Work to complete
Turn every line of the records below into a Markdown table with the columns Row and Line, numbering each row and skipping blank lines. Omit the pictures.

+++++

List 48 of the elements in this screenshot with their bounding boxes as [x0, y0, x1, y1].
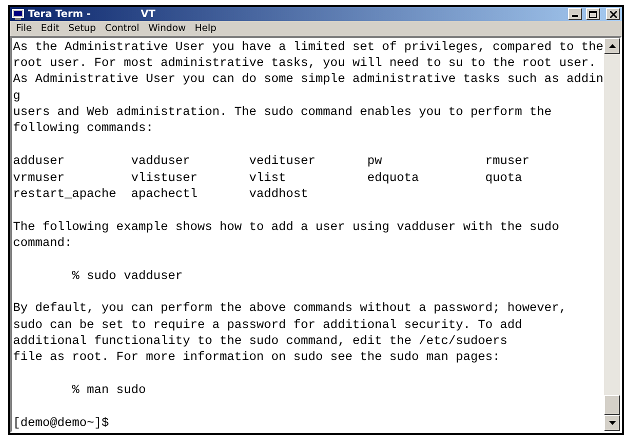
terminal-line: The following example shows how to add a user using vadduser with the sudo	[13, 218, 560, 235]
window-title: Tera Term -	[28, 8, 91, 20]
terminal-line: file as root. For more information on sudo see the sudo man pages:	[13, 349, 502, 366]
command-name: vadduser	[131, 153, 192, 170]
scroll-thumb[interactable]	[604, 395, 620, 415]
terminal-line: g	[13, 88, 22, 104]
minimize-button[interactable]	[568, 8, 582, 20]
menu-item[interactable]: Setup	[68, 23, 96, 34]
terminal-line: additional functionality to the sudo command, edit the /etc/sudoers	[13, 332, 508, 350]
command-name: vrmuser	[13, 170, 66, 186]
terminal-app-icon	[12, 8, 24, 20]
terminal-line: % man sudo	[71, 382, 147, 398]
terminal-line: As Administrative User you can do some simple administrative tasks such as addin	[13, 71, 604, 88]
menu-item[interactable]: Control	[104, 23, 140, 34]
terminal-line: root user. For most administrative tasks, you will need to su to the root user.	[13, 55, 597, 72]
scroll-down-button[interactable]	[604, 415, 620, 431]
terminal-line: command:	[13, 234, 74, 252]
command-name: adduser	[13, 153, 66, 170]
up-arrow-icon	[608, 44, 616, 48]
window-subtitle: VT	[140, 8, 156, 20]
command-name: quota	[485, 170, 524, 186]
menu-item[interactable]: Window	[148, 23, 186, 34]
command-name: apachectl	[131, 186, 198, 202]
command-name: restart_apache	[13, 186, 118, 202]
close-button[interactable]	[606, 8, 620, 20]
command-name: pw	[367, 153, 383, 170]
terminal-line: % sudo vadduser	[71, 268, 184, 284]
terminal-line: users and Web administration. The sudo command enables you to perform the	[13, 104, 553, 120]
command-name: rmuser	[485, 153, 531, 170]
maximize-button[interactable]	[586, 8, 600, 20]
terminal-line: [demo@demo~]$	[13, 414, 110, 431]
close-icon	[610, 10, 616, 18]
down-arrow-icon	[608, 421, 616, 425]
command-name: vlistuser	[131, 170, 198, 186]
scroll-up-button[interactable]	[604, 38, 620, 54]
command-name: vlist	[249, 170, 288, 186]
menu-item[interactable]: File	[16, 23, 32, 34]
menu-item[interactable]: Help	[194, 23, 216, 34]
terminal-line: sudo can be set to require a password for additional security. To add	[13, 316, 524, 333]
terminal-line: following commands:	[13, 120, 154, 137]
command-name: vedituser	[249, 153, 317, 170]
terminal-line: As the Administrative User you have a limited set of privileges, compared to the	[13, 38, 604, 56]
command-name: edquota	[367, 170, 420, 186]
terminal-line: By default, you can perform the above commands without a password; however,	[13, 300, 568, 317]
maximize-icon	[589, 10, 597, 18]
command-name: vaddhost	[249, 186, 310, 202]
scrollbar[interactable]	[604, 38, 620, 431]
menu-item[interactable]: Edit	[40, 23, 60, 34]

+++++

Correct result
| Row | Line |
|---|---|
| 1 | List 48 of the elements in this screenshot with their bounding boxes as [x0, y0, x1, y1]. |
| 2 | terminal-line: The following example shows how to add a user using vadduser with the sudo	[13, 218, 560, 235] |
| 3 | window-title: Tera Term -	[28, 8, 91, 20] |
| 4 | terminal-line: file as root. For more information on sudo see the sudo man pages:	[13, 349, 502, 366] |
| 5 | command-name: vadduser	[131, 153, 192, 170] |
| 6 | scroll-thumb[interactable]	[604, 395, 620, 415] |
| 7 | terminal-line: g	[13, 88, 22, 104] |
| 8 | minimize-button[interactable]	[568, 8, 582, 20] |
| 9 | menu-item[interactable]: Setup	[68, 23, 96, 34] |
| 10 | terminal-line: additional functionality to the sudo command, edit the /etc/sudoers	[13, 332, 508, 350] |
| 11 | command-name: vrmuser	[13, 170, 66, 186] |
| 12 | terminal-app-icon	[12, 8, 24, 20] |
| 13 | terminal-line: % man sudo	[71, 382, 147, 398] |
| 14 | terminal-line: As Administrative User you can do some simple administrative tasks such as addin	[13, 71, 604, 88] |
| 15 | menu-item[interactable]: Control	[104, 23, 140, 34] |
| 16 | terminal-line: root user. For most administrative tasks, you will need to su to the root user.	[13, 55, 597, 72] |
| 17 | scroll-down-button[interactable]	[604, 415, 620, 431] |
| 18 | terminal-line: command:	[13, 234, 74, 252] |
| 19 | command-name: adduser	[13, 153, 66, 170] |
| 20 | up-arrow-icon	[608, 44, 616, 48] |
| 21 | window-subtitle: VT	[140, 8, 156, 20] |
| 22 | command-name: quota	[485, 170, 524, 186] |
| 23 | menu-item[interactable]: Window	[148, 23, 186, 34] |
| 24 | command-name: apachectl	[131, 186, 198, 202] |
| 25 | command-name: restart_apache	[13, 186, 118, 202] |
| 26 | close-button[interactable]	[606, 8, 620, 20] |
| 27 | command-name: pw	[367, 153, 383, 170] |
| 28 | terminal-line: % sudo vadduser	[71, 268, 184, 284] |
| 29 | terminal-line: users and Web administration. The sudo command enables you to perform the	[13, 104, 553, 120] |
| 30 | command-name: rmuser	[485, 153, 531, 170] |
| 31 | maximize-button[interactable]	[586, 8, 600, 20] |
| 32 | terminal-line: [demo@demo~]$	[13, 414, 110, 431] |
| 33 | close-icon	[610, 10, 616, 18] |
| 34 | down-arrow-icon	[608, 421, 616, 425] |
| 35 | command-name: vlistuser	[131, 170, 198, 186] |
| 36 | scroll-up-button[interactable]	[604, 38, 620, 54] |
| 37 | command-name: vlist	[249, 170, 288, 186] |
| 38 | menu-item[interactable]: File	[16, 23, 32, 34] |
| 39 | menu-item[interactable]: Help	[194, 23, 216, 34] |
| 40 | terminal-line: sudo can be set to require a password for additional security. To add	[13, 316, 524, 333] |
| 41 | terminal-line: following commands:	[13, 120, 154, 137] |
| 42 | command-name: vedituser	[249, 153, 317, 170] |
| 43 | terminal-line: As the Administrative User you have a limited set of privileges, compared to the	[13, 38, 604, 56] |
| 44 | command-name: edquota	[367, 170, 420, 186] |
| 45 | terminal-line: By default, you can perform the above commands without a password; however,	[13, 300, 568, 317] |
| 46 | maximize-icon	[589, 10, 597, 18] |
| 47 | command-name: vaddhost	[249, 186, 310, 202] |
| 48 | scrollbar[interactable]	[604, 38, 620, 431] |
| 49 | menu-item[interactable]: Edit	[40, 23, 60, 34] |